» THE TASK
Convert the stretch of entries from the first line through the line containing "document-number-link[interactable]: №0000000000001 <box>291" into a JSON list of strings, one string per line, leaving out blank lines.

START RECORDED DATA

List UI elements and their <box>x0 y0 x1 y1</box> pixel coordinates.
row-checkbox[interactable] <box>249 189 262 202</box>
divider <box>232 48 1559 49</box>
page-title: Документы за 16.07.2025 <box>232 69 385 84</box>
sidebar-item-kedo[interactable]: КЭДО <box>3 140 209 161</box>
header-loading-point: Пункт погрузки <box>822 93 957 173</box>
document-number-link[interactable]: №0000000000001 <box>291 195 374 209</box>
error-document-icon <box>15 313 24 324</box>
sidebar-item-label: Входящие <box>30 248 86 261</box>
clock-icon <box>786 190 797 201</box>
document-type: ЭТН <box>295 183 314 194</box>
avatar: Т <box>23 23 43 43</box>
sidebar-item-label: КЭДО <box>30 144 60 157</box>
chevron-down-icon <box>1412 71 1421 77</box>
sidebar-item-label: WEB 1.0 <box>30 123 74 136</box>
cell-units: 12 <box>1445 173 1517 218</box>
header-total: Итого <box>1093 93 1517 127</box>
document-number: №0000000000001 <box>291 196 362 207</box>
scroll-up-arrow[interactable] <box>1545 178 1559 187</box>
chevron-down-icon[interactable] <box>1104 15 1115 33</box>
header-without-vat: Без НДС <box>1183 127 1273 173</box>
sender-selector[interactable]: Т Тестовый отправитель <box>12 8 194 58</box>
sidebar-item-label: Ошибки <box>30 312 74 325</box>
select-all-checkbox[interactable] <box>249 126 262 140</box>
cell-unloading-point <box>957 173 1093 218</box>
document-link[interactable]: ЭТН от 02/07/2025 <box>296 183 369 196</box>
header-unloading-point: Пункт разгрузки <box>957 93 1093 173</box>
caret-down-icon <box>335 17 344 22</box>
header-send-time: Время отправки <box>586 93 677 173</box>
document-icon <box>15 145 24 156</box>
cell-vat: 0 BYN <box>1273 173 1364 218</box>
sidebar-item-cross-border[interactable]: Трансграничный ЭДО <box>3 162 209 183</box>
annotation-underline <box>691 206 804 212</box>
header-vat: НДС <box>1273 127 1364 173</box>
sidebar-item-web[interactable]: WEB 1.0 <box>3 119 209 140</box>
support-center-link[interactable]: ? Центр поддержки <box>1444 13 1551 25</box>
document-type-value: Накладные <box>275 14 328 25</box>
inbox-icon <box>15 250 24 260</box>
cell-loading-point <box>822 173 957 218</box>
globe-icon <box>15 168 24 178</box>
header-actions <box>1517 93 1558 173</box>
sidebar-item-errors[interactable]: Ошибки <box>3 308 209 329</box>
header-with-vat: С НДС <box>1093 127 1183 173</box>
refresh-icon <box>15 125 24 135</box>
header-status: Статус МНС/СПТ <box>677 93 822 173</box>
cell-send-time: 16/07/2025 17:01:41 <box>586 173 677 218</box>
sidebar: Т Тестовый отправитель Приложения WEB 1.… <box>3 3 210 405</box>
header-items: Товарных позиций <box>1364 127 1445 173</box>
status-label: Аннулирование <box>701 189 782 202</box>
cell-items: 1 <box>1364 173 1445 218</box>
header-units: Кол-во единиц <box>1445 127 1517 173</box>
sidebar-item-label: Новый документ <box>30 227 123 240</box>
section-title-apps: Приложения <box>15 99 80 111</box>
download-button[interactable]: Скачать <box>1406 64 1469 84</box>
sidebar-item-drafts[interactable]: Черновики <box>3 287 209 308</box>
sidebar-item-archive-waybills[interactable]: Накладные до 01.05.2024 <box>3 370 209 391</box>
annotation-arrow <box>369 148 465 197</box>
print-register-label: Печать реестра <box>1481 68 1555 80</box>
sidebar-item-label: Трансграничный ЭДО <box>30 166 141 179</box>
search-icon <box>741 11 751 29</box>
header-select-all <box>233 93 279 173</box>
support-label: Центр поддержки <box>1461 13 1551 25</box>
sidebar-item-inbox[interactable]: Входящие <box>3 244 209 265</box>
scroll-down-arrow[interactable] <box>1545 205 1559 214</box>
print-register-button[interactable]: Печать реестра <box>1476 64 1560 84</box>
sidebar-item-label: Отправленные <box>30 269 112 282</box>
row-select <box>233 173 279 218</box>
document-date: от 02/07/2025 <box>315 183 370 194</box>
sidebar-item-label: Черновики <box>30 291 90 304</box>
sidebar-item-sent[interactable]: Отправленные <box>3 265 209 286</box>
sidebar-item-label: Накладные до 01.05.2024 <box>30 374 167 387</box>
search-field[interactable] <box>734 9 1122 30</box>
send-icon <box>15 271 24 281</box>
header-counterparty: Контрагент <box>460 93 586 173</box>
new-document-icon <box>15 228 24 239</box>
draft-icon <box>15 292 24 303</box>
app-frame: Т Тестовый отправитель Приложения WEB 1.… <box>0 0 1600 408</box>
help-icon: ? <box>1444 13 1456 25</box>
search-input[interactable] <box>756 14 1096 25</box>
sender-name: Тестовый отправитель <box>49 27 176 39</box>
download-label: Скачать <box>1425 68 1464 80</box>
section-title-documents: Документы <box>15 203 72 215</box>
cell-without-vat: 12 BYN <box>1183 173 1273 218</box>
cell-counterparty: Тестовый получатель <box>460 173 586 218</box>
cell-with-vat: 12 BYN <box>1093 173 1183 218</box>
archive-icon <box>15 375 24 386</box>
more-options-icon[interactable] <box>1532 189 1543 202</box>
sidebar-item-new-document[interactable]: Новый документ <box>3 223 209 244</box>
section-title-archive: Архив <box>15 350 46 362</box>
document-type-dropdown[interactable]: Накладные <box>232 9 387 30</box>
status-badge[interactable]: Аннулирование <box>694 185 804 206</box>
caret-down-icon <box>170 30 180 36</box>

END RECORDED DATA

» TASK RESPONSE
[
  "List UI elements and their <box>x0 y0 x1 y1</box> pixel coordinates.",
  "row-checkbox[interactable] <box>249 189 262 202</box>",
  "divider <box>232 48 1559 49</box>",
  "page-title: Документы за 16.07.2025 <box>232 69 385 84</box>",
  "sidebar-item-kedo[interactable]: КЭДО <box>3 140 209 161</box>",
  "header-loading-point: Пункт погрузки <box>822 93 957 173</box>",
  "document-number-link[interactable]: №0000000000001 <box>291 195 374 209</box>"
]